### Provided material
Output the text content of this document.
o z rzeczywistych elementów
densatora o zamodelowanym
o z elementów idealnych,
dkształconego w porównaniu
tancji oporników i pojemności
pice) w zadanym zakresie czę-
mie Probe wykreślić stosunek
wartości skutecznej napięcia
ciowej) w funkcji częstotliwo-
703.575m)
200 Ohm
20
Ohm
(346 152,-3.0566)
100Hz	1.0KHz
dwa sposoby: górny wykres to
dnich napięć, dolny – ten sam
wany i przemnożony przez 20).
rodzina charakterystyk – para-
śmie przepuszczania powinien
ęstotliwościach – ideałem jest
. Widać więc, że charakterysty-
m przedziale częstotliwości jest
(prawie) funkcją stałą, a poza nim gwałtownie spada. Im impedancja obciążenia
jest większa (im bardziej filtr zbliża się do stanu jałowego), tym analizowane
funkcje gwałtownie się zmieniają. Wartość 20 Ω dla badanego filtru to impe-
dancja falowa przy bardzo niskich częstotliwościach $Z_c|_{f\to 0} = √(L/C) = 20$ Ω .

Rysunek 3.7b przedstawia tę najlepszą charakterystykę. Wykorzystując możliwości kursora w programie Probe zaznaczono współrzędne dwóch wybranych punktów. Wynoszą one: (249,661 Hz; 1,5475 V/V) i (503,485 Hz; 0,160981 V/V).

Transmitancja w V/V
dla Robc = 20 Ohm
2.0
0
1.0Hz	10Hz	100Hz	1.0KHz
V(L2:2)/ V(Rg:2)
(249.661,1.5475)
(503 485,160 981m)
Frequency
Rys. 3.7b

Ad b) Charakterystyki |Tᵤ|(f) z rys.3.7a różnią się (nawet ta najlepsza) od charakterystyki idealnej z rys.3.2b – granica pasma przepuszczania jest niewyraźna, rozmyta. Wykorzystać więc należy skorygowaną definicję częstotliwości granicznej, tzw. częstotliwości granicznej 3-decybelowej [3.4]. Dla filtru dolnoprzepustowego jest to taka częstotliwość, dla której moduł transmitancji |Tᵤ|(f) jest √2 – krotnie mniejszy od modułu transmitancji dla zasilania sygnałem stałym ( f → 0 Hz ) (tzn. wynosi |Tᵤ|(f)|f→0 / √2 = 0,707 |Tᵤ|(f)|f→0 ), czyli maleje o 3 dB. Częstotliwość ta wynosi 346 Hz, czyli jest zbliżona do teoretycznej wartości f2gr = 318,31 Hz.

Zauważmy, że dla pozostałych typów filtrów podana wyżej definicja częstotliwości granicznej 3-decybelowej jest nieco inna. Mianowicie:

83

### To do
Copy all lines of the listing above that contain the string "Probe".

### Response
mie Probe wykreślić stosunek
Rysunek 3.7b przedstawia tę najlepszą charakterystykę. Wykorzystując możliwości kursora w programie Probe zaznaczono współrzędne dwóch wybranych punktów. Wynoszą one: (249,661 Hz; 1,5475 V/V) i (503,485 Hz; 0,160981 V/V).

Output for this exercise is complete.